• Challenge
Gather every line of the entries that includes the word "image".
BEGIN Excerpted data
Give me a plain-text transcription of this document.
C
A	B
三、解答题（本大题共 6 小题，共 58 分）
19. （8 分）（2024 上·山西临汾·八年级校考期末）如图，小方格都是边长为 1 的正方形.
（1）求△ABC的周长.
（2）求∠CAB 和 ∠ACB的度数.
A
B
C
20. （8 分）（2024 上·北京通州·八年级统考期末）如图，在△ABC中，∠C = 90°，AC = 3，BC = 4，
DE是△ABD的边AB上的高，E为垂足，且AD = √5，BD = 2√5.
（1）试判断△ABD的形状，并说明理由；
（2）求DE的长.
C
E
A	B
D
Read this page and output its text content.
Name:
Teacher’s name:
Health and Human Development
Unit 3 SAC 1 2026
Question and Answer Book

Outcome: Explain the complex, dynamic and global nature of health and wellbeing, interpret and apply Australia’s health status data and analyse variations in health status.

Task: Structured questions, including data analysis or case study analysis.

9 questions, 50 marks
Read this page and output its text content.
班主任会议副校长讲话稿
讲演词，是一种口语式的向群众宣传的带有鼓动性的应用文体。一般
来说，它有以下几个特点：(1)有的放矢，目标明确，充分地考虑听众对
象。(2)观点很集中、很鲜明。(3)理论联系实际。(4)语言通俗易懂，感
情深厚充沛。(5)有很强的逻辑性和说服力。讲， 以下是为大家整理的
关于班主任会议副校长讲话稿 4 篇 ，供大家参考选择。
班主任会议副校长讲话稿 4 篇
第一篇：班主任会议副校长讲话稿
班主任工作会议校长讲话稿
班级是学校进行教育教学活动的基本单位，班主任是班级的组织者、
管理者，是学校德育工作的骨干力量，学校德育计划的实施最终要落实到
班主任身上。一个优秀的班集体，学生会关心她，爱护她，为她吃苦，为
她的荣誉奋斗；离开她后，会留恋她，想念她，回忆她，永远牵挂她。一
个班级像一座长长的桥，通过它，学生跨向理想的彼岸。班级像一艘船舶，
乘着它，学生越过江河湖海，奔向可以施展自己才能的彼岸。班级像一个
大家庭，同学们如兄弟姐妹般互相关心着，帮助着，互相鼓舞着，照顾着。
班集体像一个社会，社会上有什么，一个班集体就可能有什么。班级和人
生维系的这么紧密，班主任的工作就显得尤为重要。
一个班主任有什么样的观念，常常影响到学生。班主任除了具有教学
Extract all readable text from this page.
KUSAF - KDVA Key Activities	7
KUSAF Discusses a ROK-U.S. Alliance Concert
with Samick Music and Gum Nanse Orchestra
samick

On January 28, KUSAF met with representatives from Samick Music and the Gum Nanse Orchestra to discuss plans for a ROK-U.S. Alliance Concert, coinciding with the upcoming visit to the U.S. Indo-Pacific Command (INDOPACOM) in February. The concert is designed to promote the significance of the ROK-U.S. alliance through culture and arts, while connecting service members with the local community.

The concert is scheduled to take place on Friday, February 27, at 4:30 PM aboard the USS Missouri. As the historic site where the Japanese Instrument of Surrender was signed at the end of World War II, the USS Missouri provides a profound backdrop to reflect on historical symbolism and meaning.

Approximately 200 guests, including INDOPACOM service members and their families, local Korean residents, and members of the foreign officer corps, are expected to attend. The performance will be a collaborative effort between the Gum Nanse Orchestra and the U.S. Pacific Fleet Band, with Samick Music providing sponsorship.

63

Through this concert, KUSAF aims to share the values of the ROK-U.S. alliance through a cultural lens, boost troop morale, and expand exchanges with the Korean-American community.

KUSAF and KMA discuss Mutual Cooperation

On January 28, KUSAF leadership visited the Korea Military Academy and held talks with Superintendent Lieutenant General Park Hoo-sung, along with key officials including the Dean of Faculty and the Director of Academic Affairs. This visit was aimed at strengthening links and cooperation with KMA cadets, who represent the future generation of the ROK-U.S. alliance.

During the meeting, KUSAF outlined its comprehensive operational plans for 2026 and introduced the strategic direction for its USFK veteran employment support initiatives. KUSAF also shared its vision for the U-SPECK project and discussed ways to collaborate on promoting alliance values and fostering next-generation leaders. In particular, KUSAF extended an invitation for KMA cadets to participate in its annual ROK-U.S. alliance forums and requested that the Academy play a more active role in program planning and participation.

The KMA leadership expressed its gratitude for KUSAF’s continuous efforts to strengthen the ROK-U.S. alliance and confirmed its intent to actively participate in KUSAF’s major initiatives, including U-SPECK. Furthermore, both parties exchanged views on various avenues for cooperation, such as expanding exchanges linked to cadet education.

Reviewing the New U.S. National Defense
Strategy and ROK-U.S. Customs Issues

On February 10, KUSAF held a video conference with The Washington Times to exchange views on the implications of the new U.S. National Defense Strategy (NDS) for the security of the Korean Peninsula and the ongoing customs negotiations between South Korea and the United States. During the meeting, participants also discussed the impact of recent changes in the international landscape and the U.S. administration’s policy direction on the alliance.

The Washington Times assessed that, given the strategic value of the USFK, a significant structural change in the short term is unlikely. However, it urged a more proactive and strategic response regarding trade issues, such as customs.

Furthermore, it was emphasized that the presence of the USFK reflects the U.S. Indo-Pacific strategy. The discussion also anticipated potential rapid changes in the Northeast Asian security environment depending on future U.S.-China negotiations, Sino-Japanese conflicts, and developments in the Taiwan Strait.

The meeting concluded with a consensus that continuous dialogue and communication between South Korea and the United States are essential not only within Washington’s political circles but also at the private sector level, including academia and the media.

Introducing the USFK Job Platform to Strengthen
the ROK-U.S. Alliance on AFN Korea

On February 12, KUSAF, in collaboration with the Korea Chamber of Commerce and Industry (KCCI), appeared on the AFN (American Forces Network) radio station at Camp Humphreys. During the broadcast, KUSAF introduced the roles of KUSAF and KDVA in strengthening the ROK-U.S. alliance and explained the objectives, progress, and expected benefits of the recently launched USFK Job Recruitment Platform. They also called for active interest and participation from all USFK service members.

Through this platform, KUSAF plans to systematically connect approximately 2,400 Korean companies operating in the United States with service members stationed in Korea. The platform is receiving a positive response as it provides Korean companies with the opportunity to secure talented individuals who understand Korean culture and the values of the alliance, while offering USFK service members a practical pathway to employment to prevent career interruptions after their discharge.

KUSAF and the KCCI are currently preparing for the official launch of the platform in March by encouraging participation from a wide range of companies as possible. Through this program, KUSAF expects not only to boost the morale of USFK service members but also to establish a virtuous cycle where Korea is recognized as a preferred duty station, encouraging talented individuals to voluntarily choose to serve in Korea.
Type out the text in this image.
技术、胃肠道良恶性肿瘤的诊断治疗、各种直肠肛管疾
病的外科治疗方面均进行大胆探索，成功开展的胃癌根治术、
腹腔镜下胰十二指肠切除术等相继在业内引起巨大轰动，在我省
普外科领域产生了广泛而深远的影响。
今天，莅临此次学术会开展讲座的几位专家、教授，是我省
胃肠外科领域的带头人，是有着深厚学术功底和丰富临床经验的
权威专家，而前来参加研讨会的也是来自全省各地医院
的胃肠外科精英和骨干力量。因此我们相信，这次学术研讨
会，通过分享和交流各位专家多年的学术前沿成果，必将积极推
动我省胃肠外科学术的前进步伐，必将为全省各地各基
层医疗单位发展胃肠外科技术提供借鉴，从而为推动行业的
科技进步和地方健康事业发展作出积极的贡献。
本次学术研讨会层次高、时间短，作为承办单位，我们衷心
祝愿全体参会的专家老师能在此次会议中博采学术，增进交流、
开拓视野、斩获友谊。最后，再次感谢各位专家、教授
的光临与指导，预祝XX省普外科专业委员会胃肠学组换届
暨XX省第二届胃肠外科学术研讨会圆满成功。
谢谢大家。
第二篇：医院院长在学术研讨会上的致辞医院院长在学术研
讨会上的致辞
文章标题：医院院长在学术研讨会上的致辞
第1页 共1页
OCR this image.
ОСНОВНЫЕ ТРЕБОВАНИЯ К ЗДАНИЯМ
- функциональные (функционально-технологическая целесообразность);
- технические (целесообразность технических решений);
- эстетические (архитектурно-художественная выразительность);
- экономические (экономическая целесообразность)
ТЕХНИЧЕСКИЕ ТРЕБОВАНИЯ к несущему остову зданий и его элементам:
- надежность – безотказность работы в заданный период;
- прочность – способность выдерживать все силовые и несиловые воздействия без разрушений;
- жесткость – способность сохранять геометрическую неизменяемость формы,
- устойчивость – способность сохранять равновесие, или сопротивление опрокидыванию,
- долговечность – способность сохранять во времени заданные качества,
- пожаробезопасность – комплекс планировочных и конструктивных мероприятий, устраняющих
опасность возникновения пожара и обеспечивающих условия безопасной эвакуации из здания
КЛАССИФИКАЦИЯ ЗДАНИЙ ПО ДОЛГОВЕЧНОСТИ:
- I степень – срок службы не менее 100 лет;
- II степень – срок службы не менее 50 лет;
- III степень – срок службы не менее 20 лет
END Excerpted data
• Solution for this exercise
Type out the text in this image.
OCR this image.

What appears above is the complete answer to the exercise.